Copy all lines below exactly as written. Leave pictures out.

Records from a data source:
==*==

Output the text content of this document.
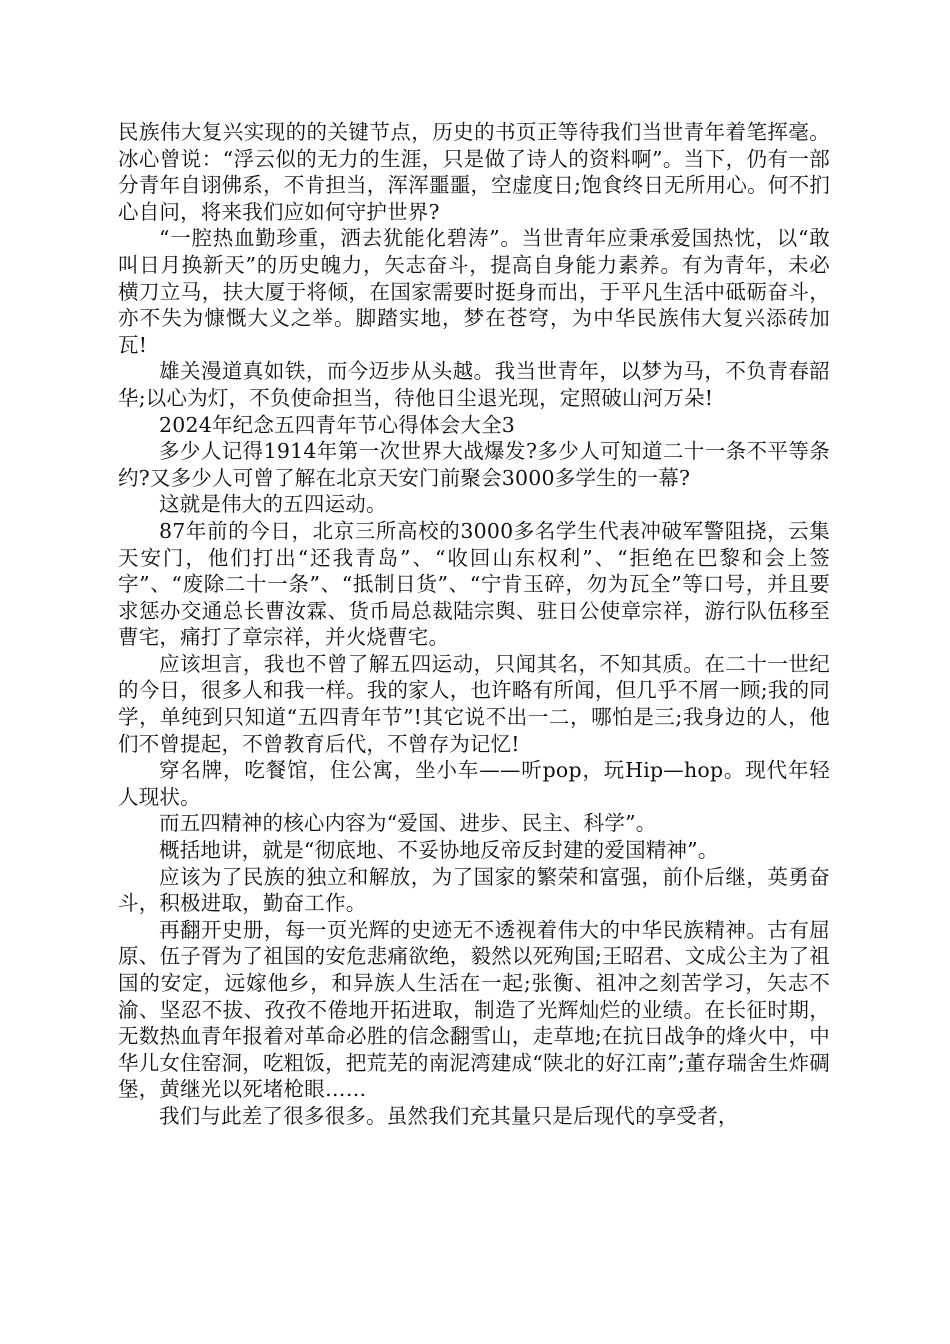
民族伟大复兴实现的的关键节点，历史的书页正等待我们当世青年着笔挥毫。冰心曾说：“浮云似的无力的生涯，只是做了诗人的资料啊”。当下，仍有一部分青年自诩佛系，不肯担当，浑浑噩噩，空虚度日;饱食终日无所用心。何不扪心自问，将来我们应如何守护世界?

“一腔热血勤珍重，洒去犹能化碧涛”。当世青年应秉承爱国热忱，以“敢叫日月换新天”的历史魄力，矢志奋斗，提高自身能力素养。有为青年，未必横刀立马，扶大厦于将倾，在国家需要时挺身而出，于平凡生活中砥砺奋斗，亦不失为慷慨大义之举。脚踏实地，梦在苍穹，为中华民族伟大复兴添砖加瓦!

雄关漫道真如铁，而今迈步从头越。我当世青年，以梦为马，不负青春韶华;以心为灯，不负使命担当，待他日尘退光现，定照破山河万朵!

2024年纪念五四青年节心得体会大全3

多少人记得1914年第一次世界大战爆发?多少人可知道二十一条不平等条约?又多少人可曾了解在北京天安门前聚会3000多学生的一幕?

这就是伟大的五四运动。

87年前的今日，北京三所高校的3000多名学生代表冲破军警阻挠，云集天安门，他们打出“还我青岛”、“收回山东权利”、“拒绝在巴黎和会上签字”、“废除二十一条”、“抵制日货”、“宁肯玉碎，勿为瓦全”等口号，并且要求惩办交通总长曹汝霖、货币局总裁陆宗舆、驻日公使章宗祥，游行队伍移至曹宅，痛打了章宗祥，并火烧曹宅。

应该坦言，我也不曾了解五四运动，只闻其名，不知其质。在二十一世纪的今日，很多人和我一样。我的家人，也许略有所闻，但几乎不屑一顾;我的同学，单纯到只知道“五四青年节”!其它说不出一二，哪怕是三;我身边的人，他们不曾提起，不曾教育后代，不曾存为记忆!

穿名牌，吃餐馆，住公寓，坐小车——听pop，玩Hip—hop。现代年轻人现状。

而五四精神的核心内容为“爱国、进步、民主、科学”。

概括地讲，就是“彻底地、不妥协地反帝反封建的爱国精神”。

应该为了民族的独立和解放，为了国家的繁荣和富强，前仆后继，英勇奋斗，积极进取，勤奋工作。

再翻开史册，每一页光辉的史迹无不透视着伟大的中华民族精神。古有屈原、伍子胥为了祖国的安危悲痛欲绝，毅然以死殉国;王昭君、文成公主为了祖国的安定，远嫁他乡，和异族人生活在一起;张衡、祖冲之刻苦学习，矢志不渝、坚忍不拔、孜孜不倦地开拓进取，制造了光辉灿烂的业绩。在长征时期，无数热血青年报着对革命必胜的信念翻雪山，走草地;在抗日战争的烽火中，中华儿女住窑洞，吃粗饭，把荒芜的南泥湾建成“陕北的好江南”;董存瑞舍生炸碉堡，黄继光以死堵枪眼……

我们与此差了很多很多。虽然我们充其量只是后现代的享受者，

==*==

FULL ANSWER:
Output the text content of this document.
民族伟大复兴实现的的关键节点，历史的书页正等待我们当世青年着笔挥毫。冰心曾说：“浮云似的无力的生涯，只是做了诗人的资料啊”。当下，仍有一部分青年自诩佛系，不肯担当，浑浑噩噩，空虚度日;饱食终日无所用心。何不扪心自问，将来我们应如何守护世界?

“一腔热血勤珍重，洒去犹能化碧涛”。当世青年应秉承爱国热忱，以“敢叫日月换新天”的历史魄力，矢志奋斗，提高自身能力素养。有为青年，未必横刀立马，扶大厦于将倾，在国家需要时挺身而出，于平凡生活中砥砺奋斗，亦不失为慷慨大义之举。脚踏实地，梦在苍穹，为中华民族伟大复兴添砖加瓦!

雄关漫道真如铁，而今迈步从头越。我当世青年，以梦为马，不负青春韶华;以心为灯，不负使命担当，待他日尘退光现，定照破山河万朵!

2024年纪念五四青年节心得体会大全3

多少人记得1914年第一次世界大战爆发?多少人可知道二十一条不平等条约?又多少人可曾了解在北京天安门前聚会3000多学生的一幕?

这就是伟大的五四运动。

87年前的今日，北京三所高校的3000多名学生代表冲破军警阻挠，云集天安门，他们打出“还我青岛”、“收回山东权利”、“拒绝在巴黎和会上签字”、“废除二十一条”、“抵制日货”、“宁肯玉碎，勿为瓦全”等口号，并且要求惩办交通总长曹汝霖、货币局总裁陆宗舆、驻日公使章宗祥，游行队伍移至曹宅，痛打了章宗祥，并火烧曹宅。

应该坦言，我也不曾了解五四运动，只闻其名，不知其质。在二十一世纪的今日，很多人和我一样。我的家人，也许略有所闻，但几乎不屑一顾;我的同学，单纯到只知道“五四青年节”!其它说不出一二，哪怕是三;我身边的人，他们不曾提起，不曾教育后代，不曾存为记忆!

穿名牌，吃餐馆，住公寓，坐小车——听pop，玩Hip—hop。现代年轻人现状。

而五四精神的核心内容为“爱国、进步、民主、科学”。

概括地讲，就是“彻底地、不妥协地反帝反封建的爱国精神”。

应该为了民族的独立和解放，为了国家的繁荣和富强，前仆后继，英勇奋斗，积极进取，勤奋工作。

再翻开史册，每一页光辉的史迹无不透视着伟大的中华民族精神。古有屈原、伍子胥为了祖国的安危悲痛欲绝，毅然以死殉国;王昭君、文成公主为了祖国的安定，远嫁他乡，和异族人生活在一起;张衡、祖冲之刻苦学习，矢志不渝、坚忍不拔、孜孜不倦地开拓进取，制造了光辉灿烂的业绩。在长征时期，无数热血青年报着对革命必胜的信念翻雪山，走草地;在抗日战争的烽火中，中华儿女住窑洞，吃粗饭，把荒芜的南泥湾建成“陕北的好江南”;董存瑞舍生炸碉堡，黄继光以死堵枪眼……

我们与此差了很多很多。虽然我们充其量只是后现代的享受者，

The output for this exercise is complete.